Your task is to print all of the material verbatim.

[BEGIN]

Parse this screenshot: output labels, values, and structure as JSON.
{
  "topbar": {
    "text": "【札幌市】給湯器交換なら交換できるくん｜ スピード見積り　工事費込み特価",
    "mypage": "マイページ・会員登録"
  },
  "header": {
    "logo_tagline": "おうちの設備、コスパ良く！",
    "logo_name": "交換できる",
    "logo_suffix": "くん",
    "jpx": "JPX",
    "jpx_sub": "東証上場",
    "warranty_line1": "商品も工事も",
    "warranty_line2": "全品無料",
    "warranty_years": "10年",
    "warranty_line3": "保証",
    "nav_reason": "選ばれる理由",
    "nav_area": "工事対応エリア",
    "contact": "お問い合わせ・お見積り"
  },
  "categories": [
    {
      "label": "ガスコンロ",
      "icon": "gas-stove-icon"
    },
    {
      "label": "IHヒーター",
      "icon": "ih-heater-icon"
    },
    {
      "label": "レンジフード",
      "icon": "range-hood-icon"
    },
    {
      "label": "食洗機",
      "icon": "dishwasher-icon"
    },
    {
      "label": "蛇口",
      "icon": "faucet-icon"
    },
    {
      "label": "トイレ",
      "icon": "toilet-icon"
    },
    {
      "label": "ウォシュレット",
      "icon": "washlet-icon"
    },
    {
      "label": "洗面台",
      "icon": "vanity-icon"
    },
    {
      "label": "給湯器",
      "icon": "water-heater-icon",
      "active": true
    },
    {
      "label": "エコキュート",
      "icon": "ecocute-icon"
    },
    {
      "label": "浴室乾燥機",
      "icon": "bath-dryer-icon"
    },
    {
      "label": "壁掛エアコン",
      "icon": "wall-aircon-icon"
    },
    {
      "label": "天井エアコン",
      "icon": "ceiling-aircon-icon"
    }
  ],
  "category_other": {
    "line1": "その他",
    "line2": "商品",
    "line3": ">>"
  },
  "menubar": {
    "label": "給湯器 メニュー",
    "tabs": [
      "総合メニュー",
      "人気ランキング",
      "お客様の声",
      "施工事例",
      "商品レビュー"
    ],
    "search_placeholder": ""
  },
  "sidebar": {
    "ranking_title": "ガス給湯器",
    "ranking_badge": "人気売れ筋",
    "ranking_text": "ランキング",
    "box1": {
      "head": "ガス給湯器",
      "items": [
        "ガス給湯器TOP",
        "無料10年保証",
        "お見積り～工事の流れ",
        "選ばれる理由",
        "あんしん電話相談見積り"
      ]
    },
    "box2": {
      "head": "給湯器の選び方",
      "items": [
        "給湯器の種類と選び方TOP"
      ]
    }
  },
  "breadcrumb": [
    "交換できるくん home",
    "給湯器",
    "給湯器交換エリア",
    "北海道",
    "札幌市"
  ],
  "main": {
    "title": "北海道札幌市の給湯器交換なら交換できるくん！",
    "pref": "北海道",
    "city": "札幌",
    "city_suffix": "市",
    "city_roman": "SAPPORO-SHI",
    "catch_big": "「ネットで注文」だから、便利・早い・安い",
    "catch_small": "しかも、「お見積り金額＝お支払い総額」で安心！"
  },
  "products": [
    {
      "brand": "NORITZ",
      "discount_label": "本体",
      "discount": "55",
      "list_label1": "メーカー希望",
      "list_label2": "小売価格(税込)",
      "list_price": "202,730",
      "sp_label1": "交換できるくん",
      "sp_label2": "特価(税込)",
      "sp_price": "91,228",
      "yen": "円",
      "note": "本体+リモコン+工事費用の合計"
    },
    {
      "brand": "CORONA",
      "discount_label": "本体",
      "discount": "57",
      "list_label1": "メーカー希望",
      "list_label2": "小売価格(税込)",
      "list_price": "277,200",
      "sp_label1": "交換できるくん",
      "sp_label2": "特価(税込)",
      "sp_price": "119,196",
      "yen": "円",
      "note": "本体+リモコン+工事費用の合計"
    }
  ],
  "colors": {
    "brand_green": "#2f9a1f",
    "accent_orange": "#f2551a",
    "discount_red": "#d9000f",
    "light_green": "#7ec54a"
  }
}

[END]

__Result for this exercise__.
Parse this screenshot: output labels, values, and structure as JSON.
{
  "topbar": {
    "text": "【札幌市】給湯器交換なら交換できるくん｜ スピード見積り　工事費込み特価",
    "mypage": "マイページ・会員登録"
  },
  "header": {
    "logo_tagline": "おうちの設備、コスパ良く！",
    "logo_name": "交換できる",
    "logo_suffix": "くん",
    "jpx": "JPX",
    "jpx_sub": "東証上場",
    "warranty_line1": "商品も工事も",
    "warranty_line2": "全品無料",
    "warranty_years": "10年",
    "warranty_line3": "保証",
    "nav_reason": "選ばれる理由",
    "nav_area": "工事対応エリア",
    "contact": "お問い合わせ・お見積り"
  },
  "categories": [
    {
      "label": "ガスコンロ",
      "icon": "gas-stove-icon"
    },
    {
      "label": "IHヒーター",
      "icon": "ih-heater-icon"
    },
    {
      "label": "レンジフード",
      "icon": "range-hood-icon"
    },
    {
      "label": "食洗機",
      "icon": "dishwasher-icon"
    },
    {
      "label": "蛇口",
      "icon": "faucet-icon"
    },
    {
      "label": "トイレ",
      "icon": "toilet-icon"
    },
    {
      "label": "ウォシュレット",
      "icon": "washlet-icon"
    },
    {
      "label": "洗面台",
      "icon": "vanity-icon"
    },
    {
      "label": "給湯器",
      "icon": "water-heater-icon",
      "active": true
    },
    {
      "label": "エコキュート",
      "icon": "ecocute-icon"
    },
    {
      "label": "浴室乾燥機",
      "icon": "bath-dryer-icon"
    },
    {
      "label": "壁掛エアコン",
      "icon": "wall-aircon-icon"
    },
    {
      "label": "天井エアコン",
      "icon": "ceiling-aircon-icon"
    }
  ],
  "category_other": {
    "line1": "その他",
    "line2": "商品",
    "line3": ">>"
  },
  "menubar": {
    "label": "給湯器 メニュー",
    "tabs": [
      "総合メニュー",
      "人気ランキング",
      "お客様の声",
      "施工事例",
      "商品レビュー"
    ],
    "search_placeholder": ""
  },
  "sidebar": {
    "ranking_title": "ガス給湯器",
    "ranking_badge": "人気売れ筋",
    "ranking_text": "ランキング",
    "box1": {
      "head": "ガス給湯器",
      "items": [
        "ガス給湯器TOP",
        "無料10年保証",
        "お見積り～工事の流れ",
        "選ばれる理由",
        "あんしん電話相談見積り"
      ]
    },
    "box2": {
      "head": "給湯器の選び方",
      "items": [
        "給湯器の種類と選び方TOP"
      ]
    }
  },
  "breadcrumb": [
    "交換できるくん home",
    "給湯器",
    "給湯器交換エリア",
    "北海道",
    "札幌市"
  ],
  "main": {
    "title": "北海道札幌市の給湯器交換なら交換できるくん！",
    "pref": "北海道",
    "city": "札幌",
    "city_suffix": "市",
    "city_roman": "SAPPORO-SHI",
    "catch_big": "「ネットで注文」だから、便利・早い・安い",
    "catch_small": "しかも、「お見積り金額＝お支払い総額」で安心！"
  },
  "products": [
    {
      "brand": "NORITZ",
      "discount_label": "本体",
      "discount": "55",
      "list_label1": "メーカー希望",
      "list_label2": "小売価格(税込)",
      "list_price": "202,730",
      "sp_label1": "交換できるくん",
      "sp_label2": "特価(税込)",
      "sp_price": "91,228",
      "yen": "円",
      "note": "本体+リモコン+工事費用の合計"
    },
    {
      "brand": "CORONA",
      "discount_label": "本体",
      "discount": "57",
      "list_label1": "メーカー希望",
      "list_label2": "小売価格(税込)",
      "list_price": "277,200",
      "sp_label1": "交換できるくん",
      "sp_label2": "特価(税込)",
      "sp_price": "119,196",
      "yen": "円",
      "note": "本体+リモコン+工事費用の合計"
    }
  ],
  "colors": {
    "brand_green": "#2f9a1f",
    "accent_orange": "#f2551a",
    "discount_red": "#d9000f",
    "light_green": "#7ec54a"
  }
}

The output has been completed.